ソマリアは、6つの連邦構成国(Federal Member States (FMS)、stateは州とも訳される)と首都地域から成る。ただし1991年から続く内戦によって連邦政府は全国を支配しておらず、概ね北西部のソマリランド、いくつかの自治国が集まった連邦政府、南部のイスラーム武装勢力支配地域の3つに分けられる。内戦前は18の地域(当時は州と呼ばれた)に区分されており、行政機能が喪失した現在でも地域区分として統計などで用いられている(#内戦前の行政区画を参照)。
ソマリアの住民の大半はソマリ族で、大きく5つの氏族に分かれており、それぞれがさらに細かい支族に分かれている。それぞれの氏族はだいたいがまとまって暮らしており、1991年の中央政府消滅後は氏族が事実上の行政単位となっている。ソマリ族は民族よりも氏族・支族を重視する傾向にあることから、内戦の原因となった。

» 課題の目的
次の(a)〜(c)が提供テキストの内容と合っているかを、それぞれ「はい」か「いいえ」で答え、判断の根拠となる提供テキストの文言をそのまま引用せよ。(a) 内戦前のソマリアは18の地域に区分されていた。(b) ソマリ族は大きく6つの氏族に分かれている。(c) 連邦政府は現在、全国を支配している。

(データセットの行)
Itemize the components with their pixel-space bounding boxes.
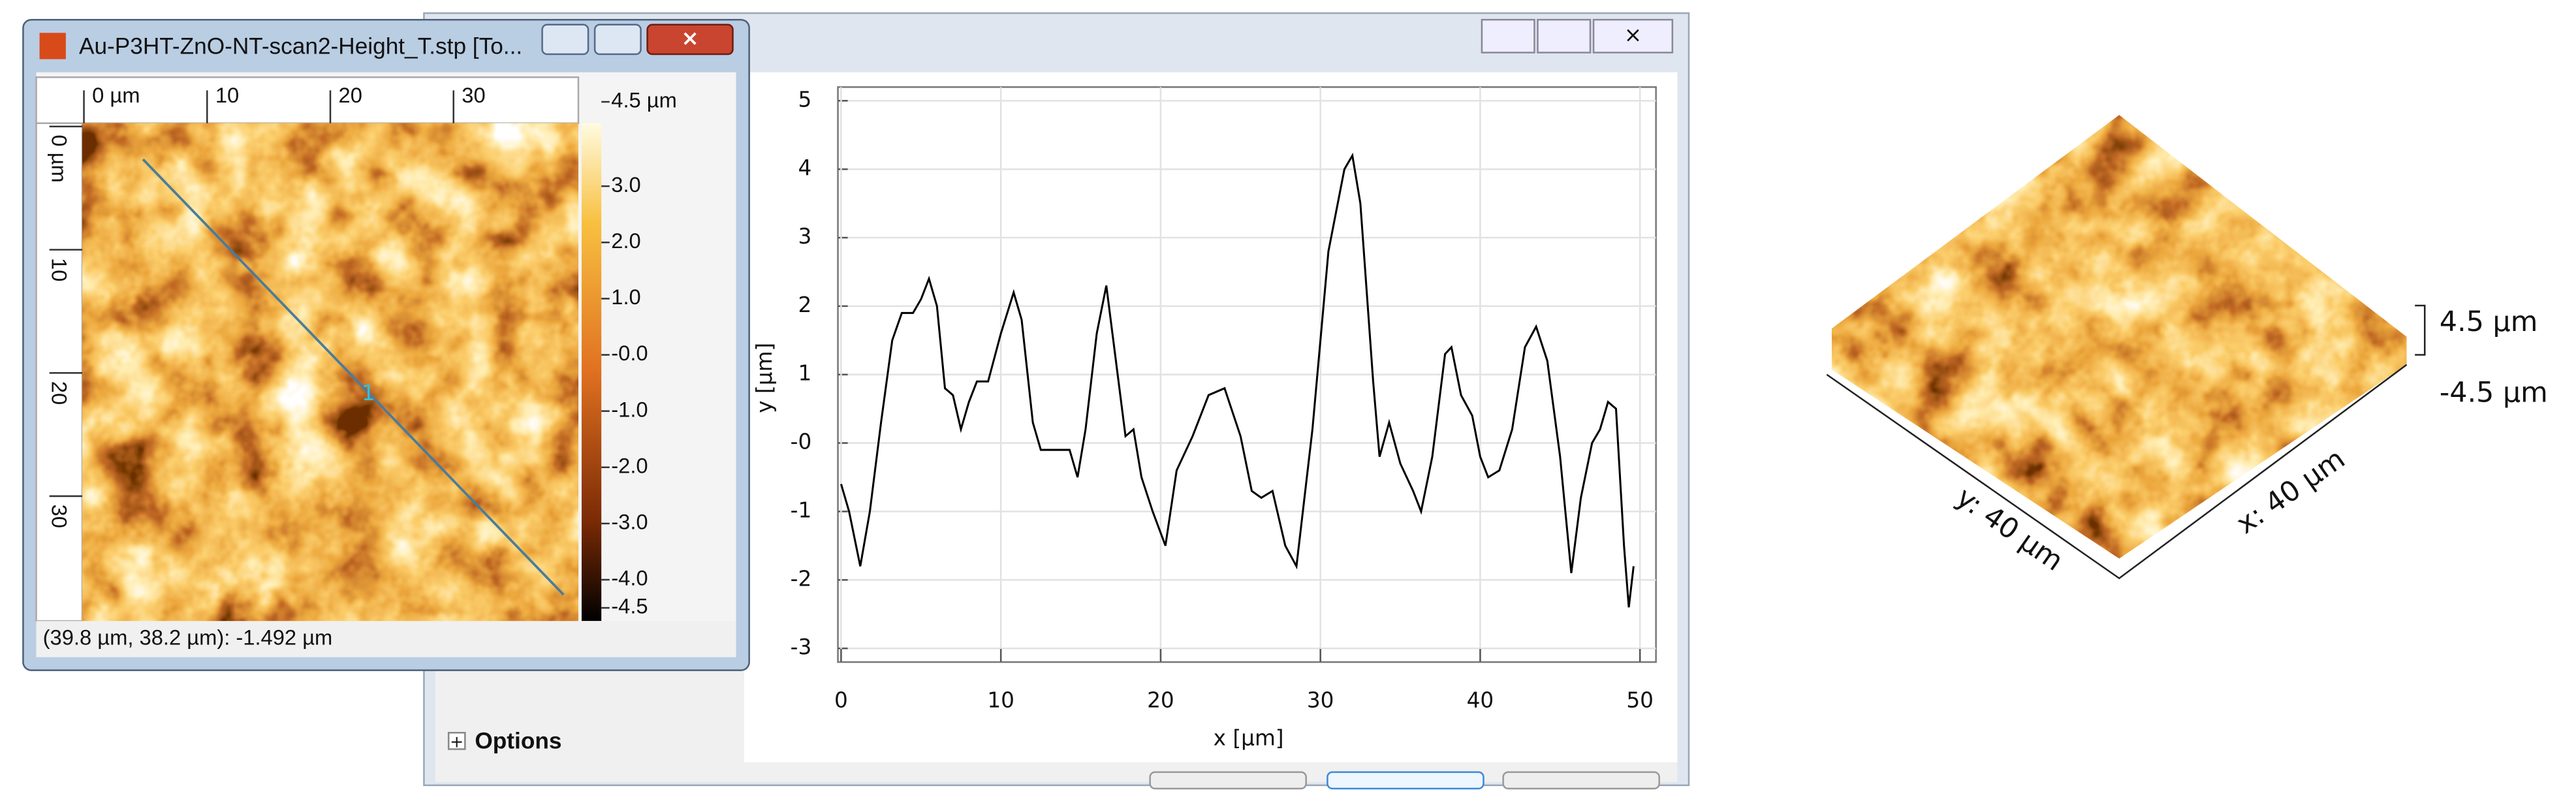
expander-icon: + (450, 732, 463, 751)
y-tick-label: -2 (791, 566, 812, 591)
y-tick-label: 1 (798, 361, 811, 386)
profile-label: 1 (362, 381, 375, 405)
ruler-left (35, 122, 84, 622)
profile-curve (840, 152, 1635, 608)
z-max-label: 4.5 µm (2440, 306, 2537, 338)
close-button[interactable] (1592, 18, 1674, 54)
y-tick-label: 4 (798, 155, 811, 180)
profile-plot: 5 4 3 2 1 -0 -1 -2 -3 0 10 20 30 40 50 (791, 87, 1656, 712)
ruler-label: 10 (215, 83, 239, 107)
3d-view: y: 40 µm x: 40 µm 4.5 µm -4.5 µm (1826, 115, 2548, 580)
y-tick-label: -0 (791, 430, 812, 454)
base-axes (1826, 364, 2408, 580)
x-tick-label: 0 (834, 687, 848, 712)
x-tick-label: 10 (987, 687, 1014, 712)
y-tick-label: -3 (791, 635, 812, 659)
ruler-label: 10 (48, 258, 72, 281)
minimize-button[interactable] (1481, 18, 1535, 54)
z-min-label: -4.5 µm (2440, 376, 2548, 409)
y-tick-label: -1 (791, 497, 812, 522)
colorbar-label: -0.0 (611, 341, 648, 365)
ruler-label: 20 (48, 381, 72, 405)
maximize-button[interactable] (1537, 18, 1592, 54)
ruler-label: 0 µm (48, 134, 72, 182)
ruler-label: 30 (48, 505, 72, 528)
colorbar-label: -2.0 (611, 453, 648, 477)
ruler-label: 30 (462, 83, 485, 107)
options-label[interactable]: Options (475, 729, 561, 754)
colorbar-label: -1.0 (611, 397, 648, 421)
y-axis-label: y [µm] (752, 343, 777, 413)
close-button[interactable] (646, 24, 734, 55)
colorbar-label: -4.5 (611, 594, 648, 618)
minimize-button[interactable] (541, 24, 589, 55)
window-title: Au-P3HT-ZnO-NT-scan2-Height_T.stp [To... (79, 33, 522, 59)
x-tick-label: 50 (1626, 687, 1654, 712)
app-icon (39, 33, 66, 59)
afm-image (82, 123, 578, 622)
button[interactable] (1502, 771, 1660, 790)
data-window: Au-P3HT-ZnO-NT-scan2-Height_T.stp [To...… (22, 18, 750, 671)
button[interactable] (1327, 771, 1484, 790)
close-icon: × (1624, 22, 1642, 47)
y-tick-label: 3 (798, 224, 811, 249)
maximize-button[interactable] (593, 24, 642, 55)
x-tick-label: 20 (1147, 687, 1174, 712)
color-bar (581, 123, 602, 622)
x-tick-label: 40 (1467, 687, 1494, 712)
colorbar-label: 4.5 µm (611, 88, 677, 112)
colorbar-label: -3.0 (611, 510, 648, 534)
status-text: (39.8 µm, 38.2 µm): -1.492 µm (43, 625, 333, 649)
y-tick-label: 5 (798, 87, 811, 112)
rulers: 0 µm 10 20 30 0 µm 10 20 30 4.5 µm 3.0 2.0 1.0 -0.0 -… (48, 83, 677, 618)
surface (1831, 115, 2407, 559)
x-tick-label: 30 (1307, 687, 1334, 712)
colorbar-label: 2.0 (611, 229, 640, 253)
y-tick-label: 2 (798, 292, 811, 317)
colorbar-label: 1.0 (611, 285, 640, 309)
x-axis-label: x [µm] (1214, 725, 1284, 750)
z-scale (2415, 304, 2426, 356)
ruler-top (35, 76, 580, 124)
status-bar (36, 621, 736, 657)
colorbar-label: -4.0 (611, 566, 648, 590)
ruler-label: 20 (339, 83, 362, 107)
colorbar-label: 3.0 (611, 172, 640, 197)
profile-line (142, 158, 565, 596)
ruler-label: 0 µm (92, 83, 140, 107)
expander[interactable] (447, 732, 466, 750)
close-icon: × (681, 25, 699, 50)
button[interactable] (1149, 771, 1307, 790)
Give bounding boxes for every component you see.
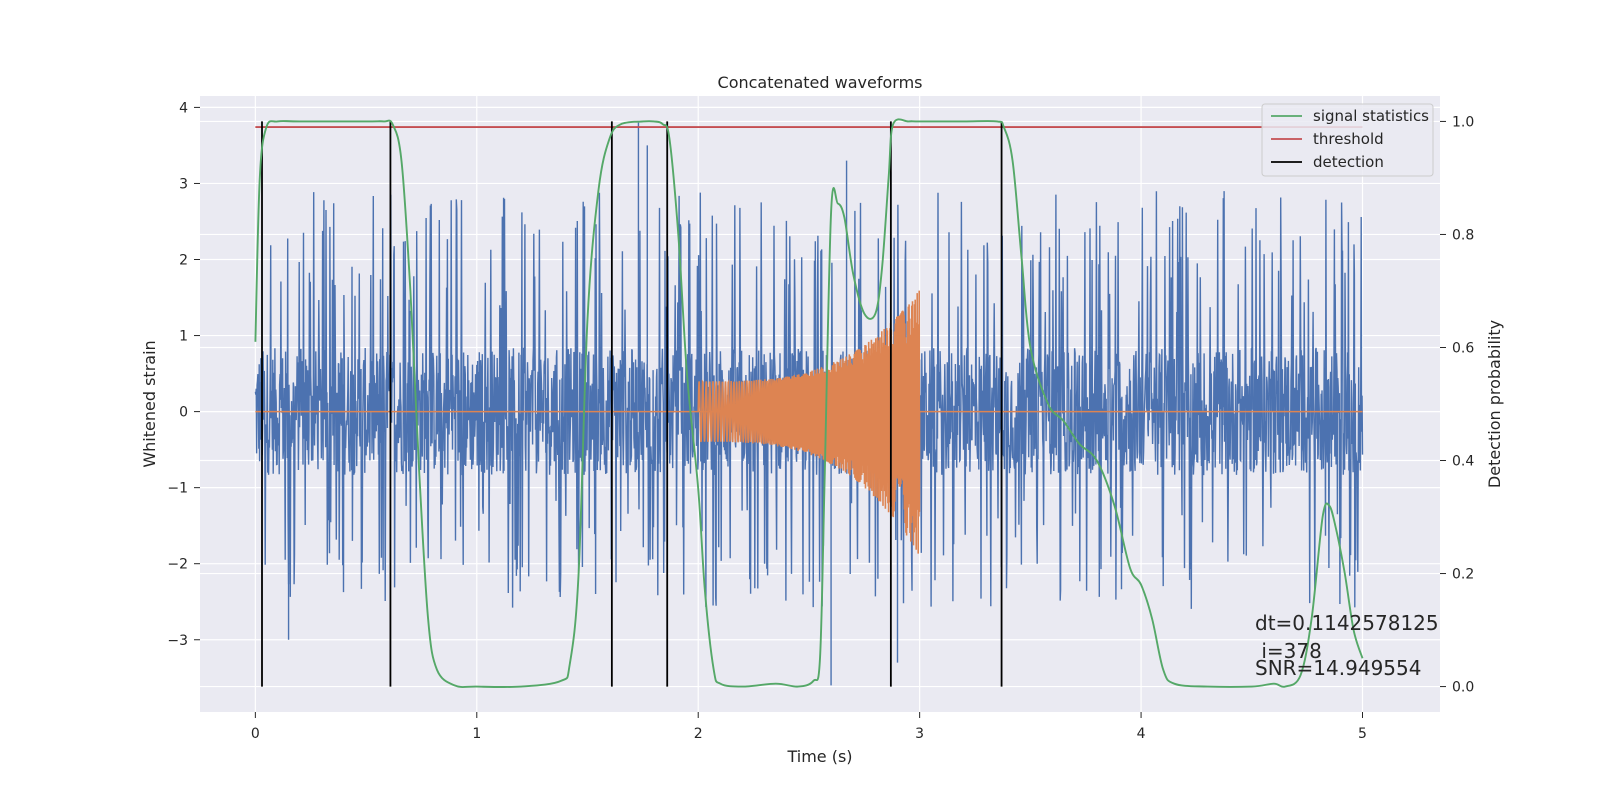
y-tick-label-right-1: 0.2 [1452,567,1474,583]
y-tick-label-right-0: 0.0 [1452,680,1474,696]
x-tick-label-2: 2 [694,726,703,742]
y-tick-label-left-6: 3 [179,176,188,192]
x-tick-label-4: 4 [1137,726,1146,742]
y-tick-label-left-1: −2 [167,557,188,573]
y-tick-label-right-2: 0.4 [1452,454,1474,470]
legend-box [1261,103,1434,177]
x-tick-label-1: 1 [472,726,481,742]
detection-series [261,121,1003,687]
signal-statistics-line [254,118,1364,688]
x-tick-label-0: 0 [251,726,260,742]
annotation-dt: dt=0.1142578125 [1255,611,1439,635]
y-axis-label-right: Detection probability [1485,320,1504,488]
annotation-snr: SNR=14.949554 [1255,656,1421,680]
y-tick-label-left-0: −3 [167,633,188,649]
y-tick-label-left-2: −1 [167,481,188,497]
y-axis-label-left: Whitened strain [140,340,159,467]
legend-label-threshold: threshold [1313,130,1384,148]
annotation-i: i=378 [1255,639,1322,663]
legend-label-detection: detection [1313,153,1384,171]
x-axis-label: Time (s) [786,747,852,766]
y-tick-label-left-5: 2 [179,253,188,269]
legend-label-signal-statistics: signal statistics [1313,107,1429,125]
y-tick-label-left-7: 4 [179,100,188,116]
chart-title: Concatenated waveforms [718,73,923,92]
signal-statistics-series [254,118,1364,688]
x-tick-label-3: 3 [915,726,924,742]
y-tick-label-right-4: 0.8 [1452,227,1474,243]
y-tick-label-right-3: 0.6 [1452,340,1474,356]
template-chirp [697,290,921,554]
legend: signal statistics threshold detection [1261,103,1434,177]
x-tick-label-5: 5 [1358,726,1367,742]
y-tick-label-left-3: 0 [179,405,188,421]
template-series [255,290,1363,554]
annotations: dt=0.1142578125 i=378 SNR=14.949554 [1255,611,1439,680]
ticks: 0 1 2 3 4 5 −3 −2 −1 0 1 2 3 4 0.0 0.2 0.4 0.6 0.8 1.0 [167,100,1474,742]
y-tick-label-right-5: 1.0 [1452,114,1474,130]
y-tick-label-left-4: 1 [179,329,188,345]
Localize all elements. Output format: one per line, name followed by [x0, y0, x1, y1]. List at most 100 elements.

» 結果
(a) はい。「内戦前は18の地域(当時は州と呼ばれた)に区分されており」
(b) いいえ。「大きく5つの氏族に分かれており」
(c) いいえ。「連邦政府は全国を支配しておらず」